Items stored in a collection
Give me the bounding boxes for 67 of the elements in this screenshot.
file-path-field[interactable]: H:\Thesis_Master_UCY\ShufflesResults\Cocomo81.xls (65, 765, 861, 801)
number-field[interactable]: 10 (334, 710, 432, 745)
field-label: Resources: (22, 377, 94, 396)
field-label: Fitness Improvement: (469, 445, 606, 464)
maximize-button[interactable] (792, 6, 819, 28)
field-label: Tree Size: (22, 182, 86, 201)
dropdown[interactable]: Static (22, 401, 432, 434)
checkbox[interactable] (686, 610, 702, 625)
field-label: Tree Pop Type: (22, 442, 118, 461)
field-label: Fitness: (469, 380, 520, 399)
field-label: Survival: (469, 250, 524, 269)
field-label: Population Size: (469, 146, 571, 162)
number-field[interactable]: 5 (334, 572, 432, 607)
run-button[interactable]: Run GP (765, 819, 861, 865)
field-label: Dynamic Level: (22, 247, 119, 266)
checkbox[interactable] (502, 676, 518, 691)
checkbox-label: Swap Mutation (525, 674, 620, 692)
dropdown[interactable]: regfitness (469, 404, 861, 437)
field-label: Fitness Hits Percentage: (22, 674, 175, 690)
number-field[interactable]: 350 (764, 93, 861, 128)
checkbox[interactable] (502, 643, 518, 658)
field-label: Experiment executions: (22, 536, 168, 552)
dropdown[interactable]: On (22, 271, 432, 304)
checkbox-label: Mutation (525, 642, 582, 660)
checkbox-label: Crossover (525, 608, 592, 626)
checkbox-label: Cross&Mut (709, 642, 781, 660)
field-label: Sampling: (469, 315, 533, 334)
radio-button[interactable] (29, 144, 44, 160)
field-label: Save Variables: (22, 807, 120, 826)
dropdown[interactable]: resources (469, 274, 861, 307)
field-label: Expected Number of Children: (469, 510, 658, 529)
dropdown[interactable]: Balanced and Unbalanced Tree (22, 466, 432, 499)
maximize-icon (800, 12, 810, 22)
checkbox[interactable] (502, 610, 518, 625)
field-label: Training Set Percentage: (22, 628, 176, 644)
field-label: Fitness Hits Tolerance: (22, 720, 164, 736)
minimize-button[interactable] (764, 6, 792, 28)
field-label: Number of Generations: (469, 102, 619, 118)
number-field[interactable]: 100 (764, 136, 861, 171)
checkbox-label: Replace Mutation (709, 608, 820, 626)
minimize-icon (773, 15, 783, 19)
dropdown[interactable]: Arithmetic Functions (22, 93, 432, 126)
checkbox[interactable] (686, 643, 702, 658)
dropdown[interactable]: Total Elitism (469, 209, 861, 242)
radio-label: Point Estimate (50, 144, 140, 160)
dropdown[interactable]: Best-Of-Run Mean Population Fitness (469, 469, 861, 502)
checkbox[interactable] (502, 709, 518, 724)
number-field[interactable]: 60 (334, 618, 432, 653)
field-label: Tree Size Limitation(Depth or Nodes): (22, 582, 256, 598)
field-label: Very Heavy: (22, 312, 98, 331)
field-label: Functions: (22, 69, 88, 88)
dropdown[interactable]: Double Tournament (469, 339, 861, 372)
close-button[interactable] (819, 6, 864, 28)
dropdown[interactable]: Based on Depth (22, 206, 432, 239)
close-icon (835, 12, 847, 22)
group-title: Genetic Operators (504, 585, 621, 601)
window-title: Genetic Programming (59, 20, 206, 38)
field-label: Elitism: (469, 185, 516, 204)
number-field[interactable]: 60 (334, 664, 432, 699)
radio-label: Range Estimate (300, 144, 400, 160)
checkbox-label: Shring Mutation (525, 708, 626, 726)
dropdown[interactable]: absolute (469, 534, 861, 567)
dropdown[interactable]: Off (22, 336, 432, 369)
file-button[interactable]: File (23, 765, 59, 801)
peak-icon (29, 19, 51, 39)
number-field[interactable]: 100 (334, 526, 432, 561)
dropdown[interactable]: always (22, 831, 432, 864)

-- Direction --
Could you recast every line of the records above as a Markdown table with the columns "Row" and "Line", numbering the rows and leaving out any blank lines?

-- Task solution --
| Row | Line |
|---|---|
| 1 | Give me the bounding boxes for 67 of the elements in this screenshot. |
| 2 | file-path-field[interactable]: H:\Thesis_Master_UCY\ShufflesResults\Cocomo81.xls (65, 765, 861, 801) |
| 3 | number-field[interactable]: 10 (334, 710, 432, 745) |
| 4 | field-label: Resources: (22, 377, 94, 396) |
| 5 | field-label: Fitness Improvement: (469, 445, 606, 464) |
| 6 | maximize-button[interactable] (792, 6, 819, 28) |
| 7 | field-label: Tree Size: (22, 182, 86, 201) |
| 8 | dropdown[interactable]: Static (22, 401, 432, 434) |
| 9 | checkbox[interactable] (686, 610, 702, 625) |
| 10 | field-label: Tree Pop Type: (22, 442, 118, 461) |
| 11 | field-label: Fitness: (469, 380, 520, 399) |
| 12 | field-label: Survival: (469, 250, 524, 269) |
| 13 | field-label: Population Size: (469, 146, 571, 162) |
| 14 | number-field[interactable]: 5 (334, 572, 432, 607) |
| 15 | run-button[interactable]: Run GP (765, 819, 861, 865) |
| 16 | field-label: Dynamic Level: (22, 247, 119, 266) |
| 17 | checkbox[interactable] (502, 676, 518, 691) |
| 18 | checkbox-label: Swap Mutation (525, 674, 620, 692) |
| 19 | dropdown[interactable]: regfitness (469, 404, 861, 437) |
| 20 | field-label: Fitness Hits Percentage: (22, 674, 175, 690) |
| 21 | number-field[interactable]: 350 (764, 93, 861, 128) |
| 22 | checkbox[interactable] (502, 643, 518, 658) |
| 23 | field-label: Experiment executions: (22, 536, 168, 552) |
| 24 | dropdown[interactable]: On (22, 271, 432, 304) |
| 25 | checkbox-label: Mutation (525, 642, 582, 660) |
| 26 | checkbox-label: Crossover (525, 608, 592, 626) |
| 27 | checkbox-label: Cross&Mut (709, 642, 781, 660) |
| 28 | field-label: Sampling: (469, 315, 533, 334) |
| 29 | radio-button[interactable] (29, 144, 44, 160) |
| 30 | field-label: Save Variables: (22, 807, 120, 826) |
| 31 | dropdown[interactable]: resources (469, 274, 861, 307) |
| 32 | field-label: Expected Number of Children: (469, 510, 658, 529) |
| 33 | dropdown[interactable]: Balanced and Unbalanced Tree (22, 466, 432, 499) |
| 34 | maximize-icon (800, 12, 810, 22) |
| 35 | checkbox[interactable] (502, 610, 518, 625) |
| 36 | field-label: Training Set Percentage: (22, 628, 176, 644) |
| 37 | field-label: Fitness Hits Tolerance: (22, 720, 164, 736) |
| 38 | minimize-button[interactable] (764, 6, 792, 28) |
| 39 | field-label: Number of Generations: (469, 102, 619, 118) |
| 40 | number-field[interactable]: 100 (764, 136, 861, 171) |
| 41 | checkbox-label: Replace Mutation (709, 608, 820, 626) |
| 42 | minimize-icon (773, 15, 783, 19) |
| 43 | dropdown[interactable]: Arithmetic Functions (22, 93, 432, 126) |
| 44 | checkbox[interactable] (686, 643, 702, 658) |
| 45 | dropdown[interactable]: Total Elitism (469, 209, 861, 242) |
| 46 | radio-label: Point Estimate (50, 144, 140, 160) |
| 47 | dropdown[interactable]: Best-Of-Run Mean Population Fitness (469, 469, 861, 502) |
| 48 | checkbox[interactable] (502, 709, 518, 724) |
| 49 | number-field[interactable]: 60 (334, 618, 432, 653) |
| 50 | field-label: Tree Size Limitation(Depth or Nodes): (22, 582, 256, 598) |
| 51 | field-label: Very Heavy: (22, 312, 98, 331) |
| 52 | field-label: Functions: (22, 69, 88, 88) |
| 53 | dropdown[interactable]: Double Tournament (469, 339, 861, 372) |
| 54 | close-button[interactable] (819, 6, 864, 28) |
| 55 | dropdown[interactable]: Based on Depth (22, 206, 432, 239) |
| 56 | close-icon (835, 12, 847, 22) |
| 57 | group-title: Genetic Operators (504, 585, 621, 601) |
| 58 | window-title: Genetic Programming (59, 20, 206, 38) |
| 59 | field-label: Elitism: (469, 185, 516, 204) |
| 60 | number-field[interactable]: 60 (334, 664, 432, 699) |
| 61 | radio-label: Range Estimate (300, 144, 400, 160) |
| 62 | checkbox-label: Shring Mutation (525, 708, 626, 726) |
| 63 | dropdown[interactable]: absolute (469, 534, 861, 567) |
| 64 | dropdown[interactable]: Off (22, 336, 432, 369) |
| 65 | file-button[interactable]: File (23, 765, 59, 801) |
| 66 | peak-icon (29, 19, 51, 39) |
| 67 | number-field[interactable]: 100 (334, 526, 432, 561) |
| 68 | dropdown[interactable]: always (22, 831, 432, 864) |